▶ [Bereitgestelltes Material]
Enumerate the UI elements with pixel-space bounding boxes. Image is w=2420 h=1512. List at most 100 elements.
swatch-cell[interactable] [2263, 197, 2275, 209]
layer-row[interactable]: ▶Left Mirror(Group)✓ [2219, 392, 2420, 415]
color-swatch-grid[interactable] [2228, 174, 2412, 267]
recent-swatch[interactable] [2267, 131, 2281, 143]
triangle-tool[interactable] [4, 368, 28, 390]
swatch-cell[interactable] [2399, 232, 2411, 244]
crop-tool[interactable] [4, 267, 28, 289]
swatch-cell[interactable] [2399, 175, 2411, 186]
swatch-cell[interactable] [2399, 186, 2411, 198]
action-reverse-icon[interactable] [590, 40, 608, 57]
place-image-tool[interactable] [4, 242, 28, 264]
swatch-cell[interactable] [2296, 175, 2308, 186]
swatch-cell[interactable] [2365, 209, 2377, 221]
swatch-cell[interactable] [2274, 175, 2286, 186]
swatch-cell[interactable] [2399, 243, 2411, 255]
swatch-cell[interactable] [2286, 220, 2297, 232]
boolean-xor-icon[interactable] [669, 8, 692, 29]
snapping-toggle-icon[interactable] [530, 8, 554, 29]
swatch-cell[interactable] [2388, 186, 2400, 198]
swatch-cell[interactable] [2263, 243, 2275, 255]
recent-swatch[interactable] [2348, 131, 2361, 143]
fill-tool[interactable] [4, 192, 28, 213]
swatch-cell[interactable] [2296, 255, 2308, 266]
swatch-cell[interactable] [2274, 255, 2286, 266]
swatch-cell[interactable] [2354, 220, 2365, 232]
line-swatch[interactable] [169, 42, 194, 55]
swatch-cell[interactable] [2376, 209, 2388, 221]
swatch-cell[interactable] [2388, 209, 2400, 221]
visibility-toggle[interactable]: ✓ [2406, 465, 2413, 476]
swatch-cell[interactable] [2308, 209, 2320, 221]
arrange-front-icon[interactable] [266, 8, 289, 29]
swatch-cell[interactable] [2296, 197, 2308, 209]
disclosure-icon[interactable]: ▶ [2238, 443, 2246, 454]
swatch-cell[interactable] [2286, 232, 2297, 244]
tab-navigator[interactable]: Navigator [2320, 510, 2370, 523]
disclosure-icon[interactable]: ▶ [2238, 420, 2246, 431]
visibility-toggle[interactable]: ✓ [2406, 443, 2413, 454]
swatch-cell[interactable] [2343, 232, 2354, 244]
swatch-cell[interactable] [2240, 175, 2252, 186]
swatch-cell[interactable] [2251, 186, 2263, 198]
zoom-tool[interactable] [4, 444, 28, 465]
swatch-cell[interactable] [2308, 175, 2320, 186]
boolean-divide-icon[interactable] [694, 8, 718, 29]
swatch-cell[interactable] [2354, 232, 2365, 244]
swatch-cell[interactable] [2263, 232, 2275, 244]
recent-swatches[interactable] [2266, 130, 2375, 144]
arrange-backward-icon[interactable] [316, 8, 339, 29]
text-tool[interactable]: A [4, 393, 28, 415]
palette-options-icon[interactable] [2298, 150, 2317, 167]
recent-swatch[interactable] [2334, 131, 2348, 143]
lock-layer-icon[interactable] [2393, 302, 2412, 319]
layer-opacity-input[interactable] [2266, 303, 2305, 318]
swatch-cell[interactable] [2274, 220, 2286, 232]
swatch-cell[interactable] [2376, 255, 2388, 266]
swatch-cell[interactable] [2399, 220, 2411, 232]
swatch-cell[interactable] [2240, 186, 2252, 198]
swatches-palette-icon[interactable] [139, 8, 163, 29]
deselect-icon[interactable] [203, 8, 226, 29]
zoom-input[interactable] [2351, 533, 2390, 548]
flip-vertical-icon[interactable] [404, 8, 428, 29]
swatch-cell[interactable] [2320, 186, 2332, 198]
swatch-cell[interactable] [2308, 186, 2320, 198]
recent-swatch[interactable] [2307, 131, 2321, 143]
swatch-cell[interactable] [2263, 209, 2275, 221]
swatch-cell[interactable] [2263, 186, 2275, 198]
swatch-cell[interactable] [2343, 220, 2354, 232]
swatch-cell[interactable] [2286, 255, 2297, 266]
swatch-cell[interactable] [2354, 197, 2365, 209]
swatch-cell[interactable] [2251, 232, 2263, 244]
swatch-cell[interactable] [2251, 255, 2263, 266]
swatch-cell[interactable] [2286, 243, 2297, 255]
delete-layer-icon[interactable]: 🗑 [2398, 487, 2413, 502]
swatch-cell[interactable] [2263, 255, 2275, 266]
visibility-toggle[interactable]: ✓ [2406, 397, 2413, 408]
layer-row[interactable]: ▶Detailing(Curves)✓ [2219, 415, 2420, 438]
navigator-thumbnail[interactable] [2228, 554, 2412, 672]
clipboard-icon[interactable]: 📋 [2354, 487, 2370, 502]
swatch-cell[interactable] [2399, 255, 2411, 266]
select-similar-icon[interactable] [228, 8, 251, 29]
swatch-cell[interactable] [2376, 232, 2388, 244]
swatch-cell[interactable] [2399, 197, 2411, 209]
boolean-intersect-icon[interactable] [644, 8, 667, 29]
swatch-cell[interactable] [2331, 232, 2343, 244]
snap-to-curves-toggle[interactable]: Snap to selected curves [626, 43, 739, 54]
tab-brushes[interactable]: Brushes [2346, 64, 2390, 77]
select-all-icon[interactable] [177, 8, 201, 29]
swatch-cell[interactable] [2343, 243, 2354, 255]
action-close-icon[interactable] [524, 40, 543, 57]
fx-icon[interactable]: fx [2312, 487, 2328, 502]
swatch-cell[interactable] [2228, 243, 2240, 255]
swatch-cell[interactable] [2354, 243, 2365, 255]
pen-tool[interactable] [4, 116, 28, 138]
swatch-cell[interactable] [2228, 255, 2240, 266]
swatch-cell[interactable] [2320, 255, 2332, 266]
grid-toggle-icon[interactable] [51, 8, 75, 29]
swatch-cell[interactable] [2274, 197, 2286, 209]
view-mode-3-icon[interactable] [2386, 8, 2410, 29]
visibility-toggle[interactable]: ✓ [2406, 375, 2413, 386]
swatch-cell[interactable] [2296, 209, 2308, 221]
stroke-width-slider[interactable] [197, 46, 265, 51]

▶ [Deine Aufgabe]
In wie vielen Zeilen des Materials kommt die Zeichenfolge „palette“ vor? Zähle sie und gib nur die Zahl an.

▶ [Lösung zur Aufgabe]
2